=== Your goal ===
Render the material again word for word, skipping the pictures in it.

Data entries
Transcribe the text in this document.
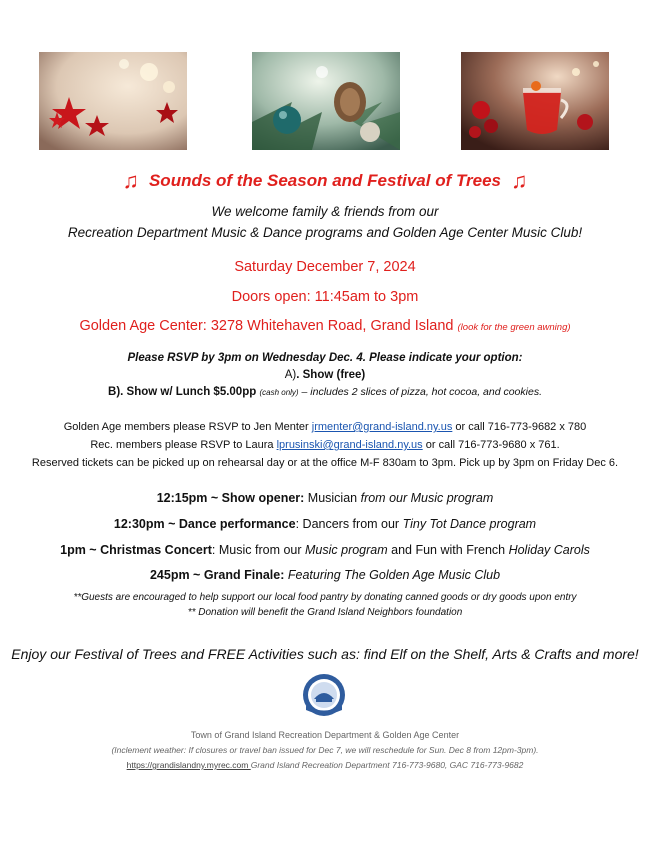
♫ Sounds of the Season and Festival of Trees ♫
We welcome family & friends from our
Recreation Department Music & Dance programs and Golden Age Center Music Club!
Saturday December 7, 2024
Doors open: 11:45am to 3pm
Golden Age Center: 3278 Whitehaven Road, Grand Island (look for the green awning)
Please RSVP by 3pm on Wednesday Dec. 4. Please indicate your option:
A). Show (free)
B). Show w/ Lunch $5.00pp (cash only) – includes 2 slices of pizza, hot cocoa, and cookies.
Golden Age members please RSVP to Jen Menter jrmenter@grand-island.ny.us or call 716-773-9682 x 780
Rec. members please RSVP to Laura lprusinski@grand-island.ny.us or call 716-773-9680 x 761.
Reserved tickets can be picked up on rehearsal day or at the office M-F 830am to 3pm. Pick up by 3pm on Friday Dec 6.
12:15pm ~ Show opener: Musician from our Music program
12:30pm ~ Dance performance: Dancers from our Tiny Tot Dance program
1pm ~ Christmas Concert: Music from our Music program and Fun with French Holiday Carols
245pm ~ Grand Finale: Featuring The Golden Age Music Club
**Guests are encouraged to help support our local food pantry by donating canned goods or dry goods upon entry
** Donation will benefit the Grand Island Neighbors foundation
Enjoy our Festival of Trees and FREE Activities such as: find Elf on the Shelf, Arts & Crafts and more!
Town of Grand Island Recreation Department & Golden Age Center
(Inclement weather: If closures or travel ban issued for Dec 7, we will reschedule for Sun. Dec 8 from 12pm-3pm).
https://grandislandny.myrec.com Grand Island Recreation Department 716-773-9680, GAC 716-773-9682
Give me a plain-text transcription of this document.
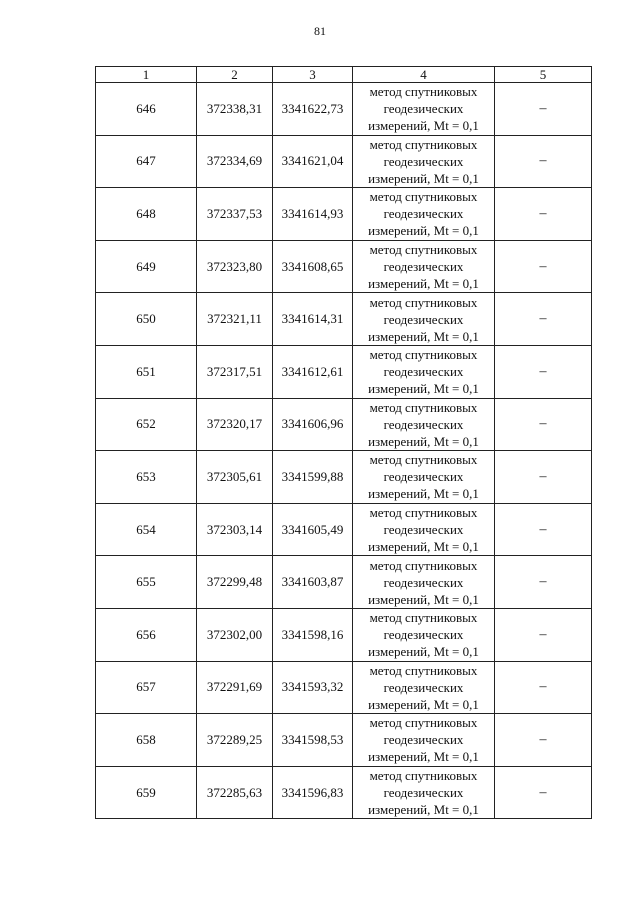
81
1	2	3	4	5
646	372338,31	3341622,73	метод спутниковых
геодезических
измерений, Mt = 0,1	–
647	372334,69	3341621,04	метод спутниковых
геодезических
измерений, Mt = 0,1	–
648	372337,53	3341614,93	метод спутниковых
геодезических
измерений, Mt = 0,1	–
649	372323,80	3341608,65	метод спутниковых
геодезических
измерений, Mt = 0,1	–
650	372321,11	3341614,31	метод спутниковых
геодезических
измерений, Mt = 0,1	–
651	372317,51	3341612,61	метод спутниковых
геодезических
измерений, Mt = 0,1	–
652	372320,17	3341606,96	метод спутниковых
геодезических
измерений, Mt = 0,1	–
653	372305,61	3341599,88	метод спутниковых
геодезических
измерений, Mt = 0,1	–
654	372303,14	3341605,49	метод спутниковых
геодезических
измерений, Mt = 0,1	–
655	372299,48	3341603,87	метод спутниковых
геодезических
измерений, Mt = 0,1	–
656	372302,00	3341598,16	метод спутниковых
геодезических
измерений, Mt = 0,1	–
657	372291,69	3341593,32	метод спутниковых
геодезических
измерений, Mt = 0,1	–
658	372289,25	3341598,53	метод спутниковых
геодезических
измерений, Mt = 0,1	–
659	372285,63	3341596,83	метод спутниковых
геодезических
измерений, Mt = 0,1	–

=== Response for this exercise ===
Transcribe the text in this document.
♫ Sounds of the Season and Festival of Trees ♫
We welcome family & friends from our
Recreation Department Music & Dance programs and Golden Age Center Music Club!
Saturday December 7, 2024
Doors open: 11:45am to 3pm
Golden Age Center: 3278 Whitehaven Road, Grand Island (look for the green awning)
Please RSVP by 3pm on Wednesday Dec. 4. Please indicate your option:
A). Show (free)
B). Show w/ Lunch $5.00pp (cash only) – includes 2 slices of pizza, hot cocoa, and cookies.
Golden Age members please RSVP to Jen Menter jrmenter@grand-island.ny.us or call 716-773-9682 x 780
Rec. members please RSVP to Laura lprusinski@grand-island.ny.us or call 716-773-9680 x 761.
Reserved tickets can be picked up on rehearsal day or at the office M-F 830am to 3pm. Pick up by 3pm on Friday Dec 6.
12:15pm ~ Show opener: Musician from our Music program
12:30pm ~ Dance performance: Dancers from our Tiny Tot Dance program
1pm ~ Christmas Concert: Music from our Music program and Fun with French Holiday Carols
245pm ~ Grand Finale: Featuring The Golden Age Music Club
**Guests are encouraged to help support our local food pantry by donating canned goods or dry goods upon entry
** Donation will benefit the Grand Island Neighbors foundation
Enjoy our Festival of Trees and FREE Activities such as: find Elf on the Shelf, Arts & Crafts and more!
Town of Grand Island Recreation Department & Golden Age Center
(Inclement weather: If closures or travel ban issued for Dec 7, we will reschedule for Sun. Dec 8 from 12pm-3pm).
https://grandislandny.myrec.com Grand Island Recreation Department 716-773-9680, GAC 716-773-9682
Give me a plain-text transcription of this document.
81
1	2	3	4	5
646	372338,31	3341622,73	метод спутниковых
геодезических
измерений, Mt = 0,1	–
647	372334,69	3341621,04	метод спутниковых
геодезических
измерений, Mt = 0,1	–
648	372337,53	3341614,93	метод спутниковых
геодезических
измерений, Mt = 0,1	–
649	372323,80	3341608,65	метод спутниковых
геодезических
измерений, Mt = 0,1	–
650	372321,11	3341614,31	метод спутниковых
геодезических
измерений, Mt = 0,1	–
651	372317,51	3341612,61	метод спутниковых
геодезических
измерений, Mt = 0,1	–
652	372320,17	3341606,96	метод спутниковых
геодезических
измерений, Mt = 0,1	–
653	372305,61	3341599,88	метод спутниковых
геодезических
измерений, Mt = 0,1	–
654	372303,14	3341605,49	метод спутниковых
геодезических
измерений, Mt = 0,1	–
655	372299,48	3341603,87	метод спутниковых
геодезических
измерений, Mt = 0,1	–
656	372302,00	3341598,16	метод спутниковых
геодезических
измерений, Mt = 0,1	–
657	372291,69	3341593,32	метод спутниковых
геодезических
измерений, Mt = 0,1	–
658	372289,25	3341598,53	метод спутниковых
геодезических
измерений, Mt = 0,1	–
659	372285,63	3341596,83	метод спутниковых
геодезических
измерений, Mt = 0,1	–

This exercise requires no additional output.